Insights on M&A, litigation, and corporate governance in the US.

| 3 minute read

Safe No More: DOJ Highlights Information Exchange in Withdrawal of Enforcement Policy Statements

On February 2, 2023, Deputy Assistant Attorney General Doha Mekki of the DOJ Antitrust Division previewed the agency’s withdrawal of longstanding healthcare policy relating to information sharing. Although focused on healthcare, the withdrawal, officially announced the following day, serves as a signal for how the US antitrust agencies are considering information sharing practices more broadly. The DOJ and FTC policy, expressed in their Statements of Antitrust Enforcement Policy in Healthcare (1996) (Policy Statement), included a “safety zone” for certain kinds of information exchanges, meaning that the agencies would not take enforcement action against those kinds of exchanges. With the withdrawal, the safety zone no longer applies, raising investigation and enforcement risk for information exchanges including in sectors beyond healthcare.

In explaining the agency’s rationale for withdrawal, Mekki called the safety zone a relic of “a time when information was shared in manila envelopes and through fax machines.” According to the DOJ, the volume of information and the speed with which information is shared today changes the potential risk stemming from its exchange. Importantly, however, information exchanges, even when among competitors, are not automatically unlawful. Nevertheless, this latest in a series of policy changes from one of the US antitrust agencies further signals heightened enforcement risk across a range of conduct.  

A Seemingly Narrow Information Exchange Safety Zone but with Broad Adoption and Applicability

The Policy Statement was healthcare focused, but the agencies’ guidance on information exchanges and the relevant safety zone was long viewed as applying outside of the healthcare sector. Although explained as increasing transparency by eliminating the gap between dated agency policy and current enforcement, the withdrawal of the Policy Statement and two other related guidance documents raises questions about the validity of other policy statements, creating uncertainty for businesses. For example, the safety zone was adopted in the FTC/DOJ Antitrust Guidelines for Collaborations Among Competitors (2000) (Competitor Collaboration Guidelines) and an FTC blog post (2014). Mekki’s statement makes no reference to the Competitor Collaboration Guidelines or whether the Policy Statement remains in place at the FTC.
....
> _The problem_
Reproduce the DOJ safety zone article verbatim, starting at "On February 2, 2023, Deputy" and ending at "sectors beyond healthcare.", inclusive.

> _Available data_
....
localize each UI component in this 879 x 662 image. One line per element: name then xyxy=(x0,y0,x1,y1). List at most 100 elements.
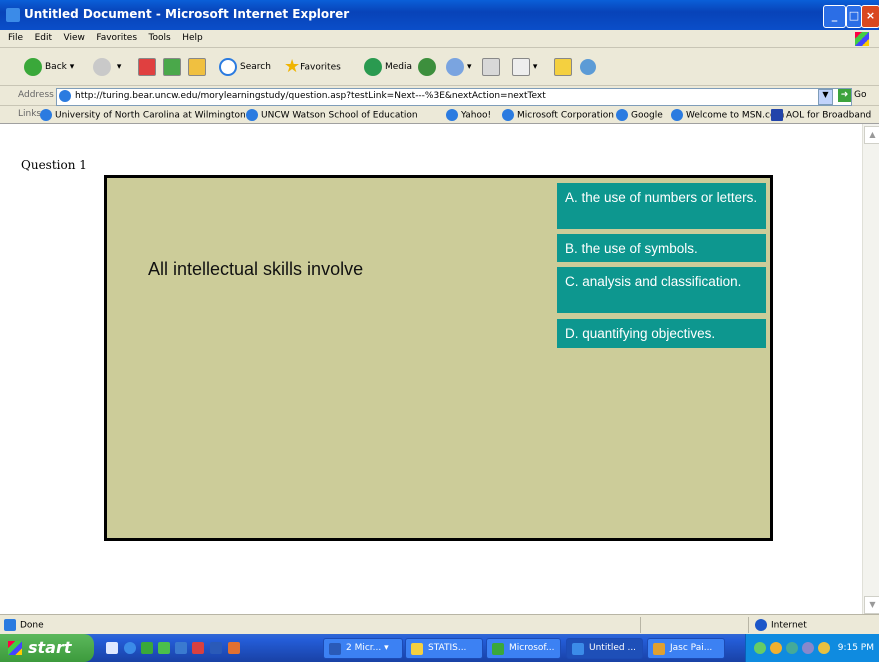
....
> _Result of this task_
On February 2, 2023, Deputy Assistant Attorney General Doha Mekki of the DOJ Antitrust Division previewed the agency’s withdrawal of longstanding healthcare policy relating to information sharing. Although focused on healthcare, the withdrawal, officially announced the following day, serves as a signal for how the US antitrust agencies are considering information sharing practices more broadly. The DOJ and FTC policy, expressed in their Statements of Antitrust Enforcement Policy in Healthcare (1996) (Policy Statement), included a “safety zone” for certain kinds of information exchanges, meaning that the agencies would not take enforcement action against those kinds of exchanges. With the withdrawal, the safety zone no longer applies, raising investigation and enforcement risk for information exchanges including in sectors beyond healthcare.